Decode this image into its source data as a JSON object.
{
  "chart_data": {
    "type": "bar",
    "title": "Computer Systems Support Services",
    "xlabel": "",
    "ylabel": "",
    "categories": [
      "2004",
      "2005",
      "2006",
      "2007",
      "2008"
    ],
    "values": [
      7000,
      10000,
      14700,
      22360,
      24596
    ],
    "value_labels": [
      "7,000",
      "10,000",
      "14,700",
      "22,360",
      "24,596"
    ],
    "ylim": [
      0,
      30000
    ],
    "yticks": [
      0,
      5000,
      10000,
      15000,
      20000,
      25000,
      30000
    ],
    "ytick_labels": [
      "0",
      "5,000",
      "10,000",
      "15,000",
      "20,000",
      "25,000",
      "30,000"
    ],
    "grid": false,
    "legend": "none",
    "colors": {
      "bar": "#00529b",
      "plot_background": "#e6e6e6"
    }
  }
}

○ ○ ○ ○

The task ▸ Exactly reproduce the material above.

Solution to the problem ▸
Decode this image into its source data as a JSON object.
{
  "chart_data": {
    "type": "bar",
    "title": "Computer Systems Support Services",
    "xlabel": "",
    "ylabel": "",
    "categories": [
      "2004",
      "2005",
      "2006",
      "2007",
      "2008"
    ],
    "values": [
      7000,
      10000,
      14700,
      22360,
      24596
    ],
    "value_labels": [
      "7,000",
      "10,000",
      "14,700",
      "22,360",
      "24,596"
    ],
    "ylim": [
      0,
      30000
    ],
    "yticks": [
      0,
      5000,
      10000,
      15000,
      20000,
      25000,
      30000
    ],
    "ytick_labels": [
      "0",
      "5,000",
      "10,000",
      "15,000",
      "20,000",
      "25,000",
      "30,000"
    ],
    "grid": false,
    "legend": "none",
    "colors": {
      "bar": "#00529b",
      "plot_background": "#e6e6e6"
    }
  }
}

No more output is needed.